§ **EXTRAIT DU DOCUMENT**
_ _ _ _ _

Présidentielle : l’option du report de nouveau sur la table

Samir Allam, TSA, 9 Mars 2019

Le mouvement populaire contre le cinquième mandat entame ce samedi sa troisième semaine. Hier, vendredi, des millions d’Algériens ont manifesté pacifiquement à travers tout. Désormais, les regards se tournent vers le sommet de l’État. Les tenants du pouvoir le savent : la population est déterminée et les manifestations de rue ne vont pas cesser.

Selon nos informations, une réunion du cercle rapproché du président Bouteflika aura lieu ce samedi ou demain dimanche pour évaluer la situation au lendemain de la nouvelle forte mobilisation des Algériens. Les propositions contenues dans la dernière lettre de Bouteflika concernant une élection présidentielle anticipée qui serait organisée après une conférence nationale ont été rejetées par la rue. Le pouvoir se penche sur une nouvelle offre. Et selon nos sources, le pouvoir devrait proposer un report de l’élection présidentielle sur une période de 10 à 12 mois. Il espère ainsi répondre favorablement à la principale revendication des manifestants : le renoncement de Bouteflika au cinquième mandat. Il accompagnerait cette proposition d’une série de garanties destinées à montrer sa bonne foi : mise en œuvre anticipée des derniers engagements du président dont la conférence nationale et la révision de la Constitution, constitution d’un gouvernement technocratique d’union nationale…

Le report de l’élection figure parmi les revendications d’une grande partie de l’opposition. Le principe devrait donc être accepté par au moins au partie des formations et des personnalités, espère le pouvoir. Mais les négociations risquent de s’avérer compliquées concernant les modalités de gestion de cette période de transition. Le pouvoir n’a pas encore fait connaître ses intentions exactes, mais il est peu probable qu’il accepte d’être exclu du processus, ce que réclame une partie de l’opposition.

_ _ _ _ _

§ **LISTE DES DONNÉES**
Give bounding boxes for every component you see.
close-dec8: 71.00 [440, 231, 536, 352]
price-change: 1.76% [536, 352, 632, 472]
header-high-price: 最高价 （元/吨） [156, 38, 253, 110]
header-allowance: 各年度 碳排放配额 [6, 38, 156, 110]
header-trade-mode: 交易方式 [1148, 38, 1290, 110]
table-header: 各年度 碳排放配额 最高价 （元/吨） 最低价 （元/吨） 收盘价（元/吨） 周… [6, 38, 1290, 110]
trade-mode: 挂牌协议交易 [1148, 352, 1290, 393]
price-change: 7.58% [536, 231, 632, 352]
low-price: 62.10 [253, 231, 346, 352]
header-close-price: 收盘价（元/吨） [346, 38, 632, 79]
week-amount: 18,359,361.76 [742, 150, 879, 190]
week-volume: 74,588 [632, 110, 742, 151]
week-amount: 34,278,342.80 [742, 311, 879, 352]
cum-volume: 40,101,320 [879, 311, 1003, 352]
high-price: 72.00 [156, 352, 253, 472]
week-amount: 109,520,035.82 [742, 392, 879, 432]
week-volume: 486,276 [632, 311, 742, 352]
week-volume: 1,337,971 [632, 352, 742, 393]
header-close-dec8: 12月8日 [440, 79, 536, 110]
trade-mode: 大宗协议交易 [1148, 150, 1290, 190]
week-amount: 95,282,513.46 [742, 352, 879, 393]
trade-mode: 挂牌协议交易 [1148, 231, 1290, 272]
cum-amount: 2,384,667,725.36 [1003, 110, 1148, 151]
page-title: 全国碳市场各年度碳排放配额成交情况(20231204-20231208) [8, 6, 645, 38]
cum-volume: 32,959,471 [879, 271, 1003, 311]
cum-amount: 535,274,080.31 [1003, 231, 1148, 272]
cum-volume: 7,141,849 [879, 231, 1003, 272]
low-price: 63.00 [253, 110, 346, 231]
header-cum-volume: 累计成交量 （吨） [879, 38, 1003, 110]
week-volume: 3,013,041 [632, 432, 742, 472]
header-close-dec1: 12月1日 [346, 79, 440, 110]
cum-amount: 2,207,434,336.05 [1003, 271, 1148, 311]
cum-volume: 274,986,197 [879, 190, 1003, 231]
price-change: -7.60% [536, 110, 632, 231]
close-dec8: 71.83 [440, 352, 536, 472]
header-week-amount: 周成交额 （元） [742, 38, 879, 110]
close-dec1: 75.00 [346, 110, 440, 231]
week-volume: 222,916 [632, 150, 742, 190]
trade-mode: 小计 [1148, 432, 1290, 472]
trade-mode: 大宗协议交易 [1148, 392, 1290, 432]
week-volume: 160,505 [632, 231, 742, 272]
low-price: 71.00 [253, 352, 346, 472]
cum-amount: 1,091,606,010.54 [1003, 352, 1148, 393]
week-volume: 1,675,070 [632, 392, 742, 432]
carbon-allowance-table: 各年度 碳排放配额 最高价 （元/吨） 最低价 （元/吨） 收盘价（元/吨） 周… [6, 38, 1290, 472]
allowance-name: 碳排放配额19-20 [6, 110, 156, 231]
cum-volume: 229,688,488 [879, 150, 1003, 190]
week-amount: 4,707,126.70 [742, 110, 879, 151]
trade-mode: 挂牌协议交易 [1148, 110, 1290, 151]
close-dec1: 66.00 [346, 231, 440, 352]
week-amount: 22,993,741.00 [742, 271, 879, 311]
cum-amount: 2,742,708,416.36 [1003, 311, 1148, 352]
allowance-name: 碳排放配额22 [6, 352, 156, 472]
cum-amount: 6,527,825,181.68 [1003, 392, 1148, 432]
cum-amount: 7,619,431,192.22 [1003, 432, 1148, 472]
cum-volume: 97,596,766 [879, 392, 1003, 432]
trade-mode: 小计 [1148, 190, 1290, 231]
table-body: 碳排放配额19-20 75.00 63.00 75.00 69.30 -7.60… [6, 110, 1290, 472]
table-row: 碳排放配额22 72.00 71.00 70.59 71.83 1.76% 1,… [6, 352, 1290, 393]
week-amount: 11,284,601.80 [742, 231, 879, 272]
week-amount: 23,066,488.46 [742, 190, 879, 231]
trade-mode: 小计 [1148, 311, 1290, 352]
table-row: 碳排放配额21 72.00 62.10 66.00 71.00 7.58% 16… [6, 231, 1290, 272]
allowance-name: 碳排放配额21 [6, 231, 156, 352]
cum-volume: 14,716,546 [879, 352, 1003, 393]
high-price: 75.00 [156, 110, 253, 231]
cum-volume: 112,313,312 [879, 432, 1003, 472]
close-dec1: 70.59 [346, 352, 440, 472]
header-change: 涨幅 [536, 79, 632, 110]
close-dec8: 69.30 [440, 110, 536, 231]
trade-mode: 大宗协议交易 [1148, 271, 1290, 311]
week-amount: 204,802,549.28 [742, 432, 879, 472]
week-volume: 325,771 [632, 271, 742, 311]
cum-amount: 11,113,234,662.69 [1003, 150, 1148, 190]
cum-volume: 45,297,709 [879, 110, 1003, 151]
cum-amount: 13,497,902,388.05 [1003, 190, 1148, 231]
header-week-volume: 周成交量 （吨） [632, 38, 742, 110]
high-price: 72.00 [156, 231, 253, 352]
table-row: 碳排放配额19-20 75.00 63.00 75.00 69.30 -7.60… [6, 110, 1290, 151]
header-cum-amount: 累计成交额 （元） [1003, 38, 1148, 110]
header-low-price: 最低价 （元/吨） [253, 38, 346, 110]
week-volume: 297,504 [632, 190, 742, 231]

_ _ _ _ _

§ **CONSIGNE**
Répondez à ces questions à partir de l'article sur le report de la présidentielle :
(a) Selon les sources du journal, sur quelle durée le pouvoir devrait-il proposer de reporter l'élection ?
(b) Quel genre de gouvernement fait partie des garanties que le pouvoir mettrait en avant ?
(c) Qu'est-ce qu'une partie de l'opposition réclame au sujet de la place du pouvoir dans le processus de transition ?

§ **RÉPONSE**
(a) Sur une période de 10 à 12 mois.
(b) Un gouvernement technocratique d'union nationale.
(c) Elle réclame que le pouvoir soit exclu du processus.